**Aim:** What is the number of lines containing the string "underlying"? Answer with the number only.

## Begin The records

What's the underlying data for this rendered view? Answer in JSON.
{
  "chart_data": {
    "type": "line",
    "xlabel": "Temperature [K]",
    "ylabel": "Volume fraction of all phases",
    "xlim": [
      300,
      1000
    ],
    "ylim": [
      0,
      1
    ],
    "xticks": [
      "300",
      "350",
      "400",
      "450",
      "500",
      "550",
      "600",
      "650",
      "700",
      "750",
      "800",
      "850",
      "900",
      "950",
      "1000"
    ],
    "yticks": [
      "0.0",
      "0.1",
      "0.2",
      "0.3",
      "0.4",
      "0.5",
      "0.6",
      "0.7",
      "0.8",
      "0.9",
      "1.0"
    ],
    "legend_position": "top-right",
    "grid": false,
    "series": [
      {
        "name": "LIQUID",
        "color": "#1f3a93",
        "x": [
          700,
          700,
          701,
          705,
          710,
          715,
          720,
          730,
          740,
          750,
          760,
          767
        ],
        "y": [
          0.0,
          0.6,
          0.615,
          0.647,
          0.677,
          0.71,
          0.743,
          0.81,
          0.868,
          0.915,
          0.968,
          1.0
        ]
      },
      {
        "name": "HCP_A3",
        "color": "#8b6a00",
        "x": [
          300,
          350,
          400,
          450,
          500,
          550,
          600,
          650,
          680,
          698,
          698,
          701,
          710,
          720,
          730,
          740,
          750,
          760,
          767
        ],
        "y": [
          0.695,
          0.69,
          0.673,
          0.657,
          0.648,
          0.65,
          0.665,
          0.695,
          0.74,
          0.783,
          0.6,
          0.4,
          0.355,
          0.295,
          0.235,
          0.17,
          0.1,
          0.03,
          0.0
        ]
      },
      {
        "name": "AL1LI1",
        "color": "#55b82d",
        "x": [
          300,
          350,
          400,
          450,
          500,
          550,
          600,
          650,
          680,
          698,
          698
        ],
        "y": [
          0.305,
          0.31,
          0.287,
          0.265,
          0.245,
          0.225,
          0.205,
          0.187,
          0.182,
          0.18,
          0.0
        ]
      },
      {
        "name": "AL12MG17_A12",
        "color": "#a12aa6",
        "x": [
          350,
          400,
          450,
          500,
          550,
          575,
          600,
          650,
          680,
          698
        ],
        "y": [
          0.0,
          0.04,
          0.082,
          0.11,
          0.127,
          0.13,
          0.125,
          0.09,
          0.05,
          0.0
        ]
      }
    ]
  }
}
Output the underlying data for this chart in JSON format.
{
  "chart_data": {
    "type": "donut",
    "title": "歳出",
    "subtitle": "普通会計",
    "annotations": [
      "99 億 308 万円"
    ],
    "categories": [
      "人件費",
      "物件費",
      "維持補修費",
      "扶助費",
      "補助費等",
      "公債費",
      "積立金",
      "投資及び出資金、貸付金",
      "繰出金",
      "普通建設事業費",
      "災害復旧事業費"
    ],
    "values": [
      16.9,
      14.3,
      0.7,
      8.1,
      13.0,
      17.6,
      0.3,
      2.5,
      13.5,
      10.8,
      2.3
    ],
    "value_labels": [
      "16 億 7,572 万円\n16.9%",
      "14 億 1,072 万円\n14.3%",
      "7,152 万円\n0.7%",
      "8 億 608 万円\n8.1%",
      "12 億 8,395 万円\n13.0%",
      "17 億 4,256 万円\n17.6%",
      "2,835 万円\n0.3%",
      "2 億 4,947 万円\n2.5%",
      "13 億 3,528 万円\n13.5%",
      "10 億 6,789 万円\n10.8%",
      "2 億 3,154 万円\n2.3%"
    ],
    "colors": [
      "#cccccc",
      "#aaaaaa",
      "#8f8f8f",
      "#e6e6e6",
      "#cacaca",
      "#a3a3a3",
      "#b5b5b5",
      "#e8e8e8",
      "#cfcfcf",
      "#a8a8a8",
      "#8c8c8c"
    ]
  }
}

## End The records

**Result below:** 2